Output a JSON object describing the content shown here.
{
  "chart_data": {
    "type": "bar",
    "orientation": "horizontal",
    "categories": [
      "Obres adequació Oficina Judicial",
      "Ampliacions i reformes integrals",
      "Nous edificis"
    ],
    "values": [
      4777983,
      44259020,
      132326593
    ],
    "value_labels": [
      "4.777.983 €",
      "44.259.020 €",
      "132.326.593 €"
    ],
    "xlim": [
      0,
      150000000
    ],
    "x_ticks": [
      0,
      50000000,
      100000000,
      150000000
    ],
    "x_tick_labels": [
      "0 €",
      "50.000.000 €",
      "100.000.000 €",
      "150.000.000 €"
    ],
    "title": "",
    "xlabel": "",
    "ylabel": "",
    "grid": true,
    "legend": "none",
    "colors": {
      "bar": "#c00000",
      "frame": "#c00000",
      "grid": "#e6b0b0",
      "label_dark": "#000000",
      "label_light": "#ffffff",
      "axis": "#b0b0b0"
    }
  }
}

■ ■ ■

◆ Set task:
Copy out the whole listing, exactly as written.

◆ In response:
Output a JSON object describing the content shown here.
{
  "chart_data": {
    "type": "bar",
    "orientation": "horizontal",
    "categories": [
      "Obres adequació Oficina Judicial",
      "Ampliacions i reformes integrals",
      "Nous edificis"
    ],
    "values": [
      4777983,
      44259020,
      132326593
    ],
    "value_labels": [
      "4.777.983 €",
      "44.259.020 €",
      "132.326.593 €"
    ],
    "xlim": [
      0,
      150000000
    ],
    "x_ticks": [
      0,
      50000000,
      100000000,
      150000000
    ],
    "x_tick_labels": [
      "0 €",
      "50.000.000 €",
      "100.000.000 €",
      "150.000.000 €"
    ],
    "title": "",
    "xlabel": "",
    "ylabel": "",
    "grid": true,
    "legend": "none",
    "colors": {
      "bar": "#c00000",
      "frame": "#c00000",
      "grid": "#e6b0b0",
      "label_dark": "#000000",
      "label_light": "#ffffff",
      "axis": "#b0b0b0"
    }
  }
}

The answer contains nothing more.